**TASK SET**
1: Reproduce the part of the LSTM thread between "(1) $X_t$ and" and "applied to them.", inclusive.
2: Answer these questions from the LSTM thread:
(a) Whose video does the comment recommend?
(b) According to the answer, how are $X_t$ and $H_{t-1}$ combined?
(c) According to the answer, which gate are the $W_i$ weights part of?

**TEXT PASSAGE**
================================
How do the current input and the output of the previous time step get combined in an LSTM?


I am currently looking into LSTMs. I found this nice blog post, which is already very helpful, but still, there are things I don't understand, mostly because of the collapsed layers.

  • The input $X_t$, and the output of the previous time step $H_{t-1}$, how do they get combined? Multiplied, added or what?
  • The input weights and the weights of the input of the previous time step, those are just the weights of the connections between the time-steps/units, right?


Posted 2018-09-02T08:24:21.083

Reputation: 307

All i would like to say head over to this video by Andrew Ng you will understand everything

– DuttaA – 2018-09-02T16:28:21.300



(1) $X_t$ and $H_{t-1}$ are concatenated. The blog you cited explained its notation "Lines merging denote concatenation". For example, if $X_t=[1,2,3]$ and $H_{t-1}=[4,5,6,7]$, then their concatenation is $[1,2,3,4,5,6,7]$

(2) When you say "input weights" or "weights of the input of the previous time step", are you referring to the $W_i$ in your cited blog? If so they are not the weights of the connections between the time-steps/units. They are part of the input gate only. The connections between the time-steps/units do not have weights applied to them.
================================
**DATA EXTRACT**
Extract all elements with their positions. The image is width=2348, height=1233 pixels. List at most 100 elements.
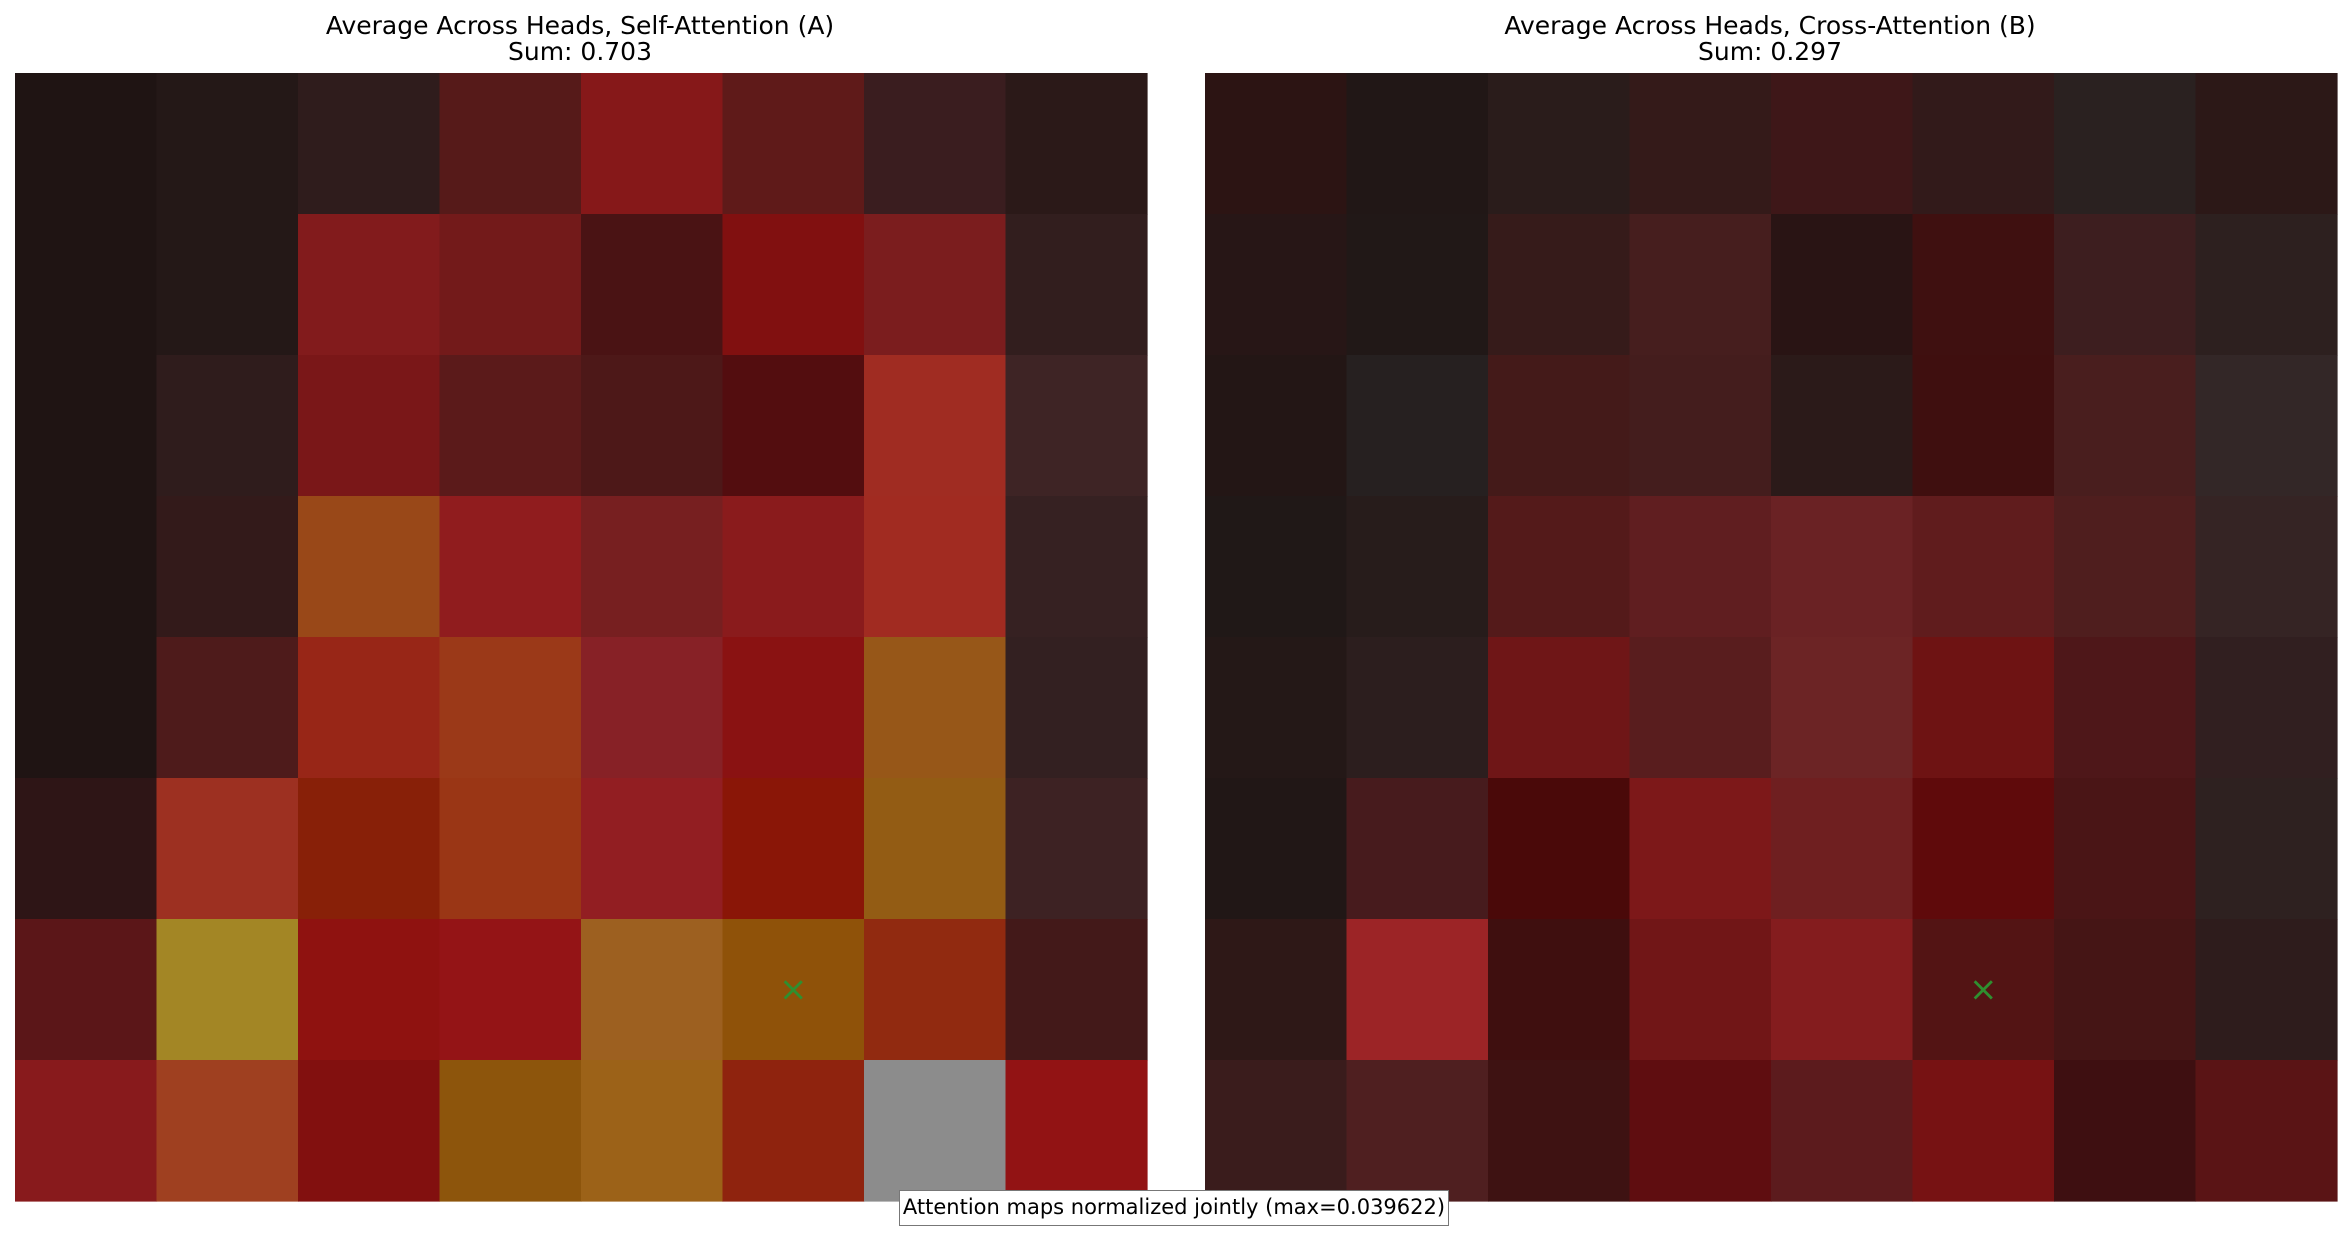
================================
**FINAL ANSWERS**
1:
(1) $X_t$ and $H_{t-1}$ are concatenated. The blog you cited explained its notation "Lines merging denote concatenation". For example, if $X_t=[1,2,3]$ and $H_{t-1}=[4,5,6,7]$, then their concatenation is $[1,2,3,4,5,6,7]$

(2) When you say "input weights" or "weights of the input of the previous time step", are you referring to the $W_i$ in your cited blog? If so they are not the weights of the connections between the time-steps/units. They are part of the input gate only. The connections between the time-steps/units do not have weights applied to them.

2:
(a) Andrew Ng's
(b) They are concatenated.
(c) The input gate